> **Task directions**
Repeat, line for line, the entries printed below.
[start of Record extracts]
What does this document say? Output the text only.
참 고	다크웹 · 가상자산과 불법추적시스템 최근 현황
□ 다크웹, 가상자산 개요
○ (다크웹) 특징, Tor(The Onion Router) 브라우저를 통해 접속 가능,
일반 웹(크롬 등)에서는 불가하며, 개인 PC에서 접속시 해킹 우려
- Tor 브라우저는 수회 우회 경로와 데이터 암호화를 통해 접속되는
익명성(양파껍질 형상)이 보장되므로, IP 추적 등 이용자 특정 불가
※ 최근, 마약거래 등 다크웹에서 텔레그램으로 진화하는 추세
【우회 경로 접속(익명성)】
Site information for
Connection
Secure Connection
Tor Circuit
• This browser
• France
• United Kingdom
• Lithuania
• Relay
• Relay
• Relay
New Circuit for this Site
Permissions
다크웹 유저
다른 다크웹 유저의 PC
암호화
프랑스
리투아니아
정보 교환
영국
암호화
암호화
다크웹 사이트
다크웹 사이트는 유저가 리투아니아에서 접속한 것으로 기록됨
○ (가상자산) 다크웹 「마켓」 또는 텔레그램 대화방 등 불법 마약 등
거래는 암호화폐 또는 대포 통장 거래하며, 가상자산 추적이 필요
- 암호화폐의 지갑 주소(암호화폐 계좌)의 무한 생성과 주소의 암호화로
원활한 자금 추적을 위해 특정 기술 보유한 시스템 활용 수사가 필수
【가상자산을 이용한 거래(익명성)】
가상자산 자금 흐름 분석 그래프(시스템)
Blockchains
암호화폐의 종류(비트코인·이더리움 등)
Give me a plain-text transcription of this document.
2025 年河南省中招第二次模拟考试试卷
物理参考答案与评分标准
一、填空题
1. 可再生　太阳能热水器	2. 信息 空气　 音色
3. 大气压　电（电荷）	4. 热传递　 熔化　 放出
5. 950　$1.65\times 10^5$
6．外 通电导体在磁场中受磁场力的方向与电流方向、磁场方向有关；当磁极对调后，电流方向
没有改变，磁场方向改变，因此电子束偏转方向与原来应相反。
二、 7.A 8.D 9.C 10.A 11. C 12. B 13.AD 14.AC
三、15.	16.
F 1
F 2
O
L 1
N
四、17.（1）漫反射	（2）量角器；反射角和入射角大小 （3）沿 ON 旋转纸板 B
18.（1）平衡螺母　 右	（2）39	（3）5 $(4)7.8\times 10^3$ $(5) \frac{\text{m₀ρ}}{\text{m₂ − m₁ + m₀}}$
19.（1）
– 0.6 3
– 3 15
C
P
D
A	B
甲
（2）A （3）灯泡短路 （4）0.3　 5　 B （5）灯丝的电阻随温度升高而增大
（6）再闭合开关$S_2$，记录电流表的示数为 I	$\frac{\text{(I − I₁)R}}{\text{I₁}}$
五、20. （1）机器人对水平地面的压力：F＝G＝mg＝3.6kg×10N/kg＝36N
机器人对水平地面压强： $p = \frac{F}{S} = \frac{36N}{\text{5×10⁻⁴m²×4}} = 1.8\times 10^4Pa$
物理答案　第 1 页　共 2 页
[end of Record extracts]
> **The completed task**
What does this document say? Output the text only.
참 고	다크웹 · 가상자산과 불법추적시스템 최근 현황
□ 다크웹, 가상자산 개요
○ (다크웹) 특징, Tor(The Onion Router) 브라우저를 통해 접속 가능,
일반 웹(크롬 등)에서는 불가하며, 개인 PC에서 접속시 해킹 우려
- Tor 브라우저는 수회 우회 경로와 데이터 암호화를 통해 접속되는
익명성(양파껍질 형상)이 보장되므로, IP 추적 등 이용자 특정 불가
※ 최근, 마약거래 등 다크웹에서 텔레그램으로 진화하는 추세
【우회 경로 접속(익명성)】
Site information for
Connection
Secure Connection
Tor Circuit
• This browser
• France
• United Kingdom
• Lithuania
• Relay
• Relay
• Relay
New Circuit for this Site
Permissions
다크웹 유저
다른 다크웹 유저의 PC
암호화
프랑스
리투아니아
정보 교환
영국
암호화
암호화
다크웹 사이트
다크웹 사이트는 유저가 리투아니아에서 접속한 것으로 기록됨
○ (가상자산) 다크웹 「마켓」 또는 텔레그램 대화방 등 불법 마약 등
거래는 암호화폐 또는 대포 통장 거래하며, 가상자산 추적이 필요
- 암호화폐의 지갑 주소(암호화폐 계좌)의 무한 생성과 주소의 암호화로
원활한 자금 추적을 위해 특정 기술 보유한 시스템 활용 수사가 필수
【가상자산을 이용한 거래(익명성)】
가상자산 자금 흐름 분석 그래프(시스템)
Blockchains
암호화폐의 종류(비트코인·이더리움 등)
Give me a plain-text transcription of this document.
2025 年河南省中招第二次模拟考试试卷
物理参考答案与评分标准
一、填空题
1. 可再生　太阳能热水器	2. 信息 空气　 音色
3. 大气压　电（电荷）	4. 热传递　 熔化　 放出
5. 950　$1.65\times 10^5$
6．外 通电导体在磁场中受磁场力的方向与电流方向、磁场方向有关；当磁极对调后，电流方向
没有改变，磁场方向改变，因此电子束偏转方向与原来应相反。
二、 7.A 8.D 9.C 10.A 11. C 12. B 13.AD 14.AC
三、15.	16.
F 1
F 2
O
L 1
N
四、17.（1）漫反射	（2）量角器；反射角和入射角大小 （3）沿 ON 旋转纸板 B
18.（1）平衡螺母　 右	（2）39	（3）5 $(4)7.8\times 10^3$ $(5) \frac{\text{m₀ρ}}{\text{m₂ − m₁ + m₀}}$
19.（1）
– 0.6 3
– 3 15
C
P
D
A	B
甲
（2）A （3）灯泡短路 （4）0.3　 5　 B （5）灯丝的电阻随温度升高而增大
（6）再闭合开关$S_2$，记录电流表的示数为 I	$\frac{\text{(I − I₁)R}}{\text{I₁}}$
五、20. （1）机器人对水平地面的压力：F＝G＝mg＝3.6kg×10N/kg＝36N
机器人对水平地面压强： $p = \frac{F}{S} = \frac{36N}{\text{5×10⁻⁴m²×4}} = 1.8\times 10^4Pa$
物理答案　第 1 页　共 2 页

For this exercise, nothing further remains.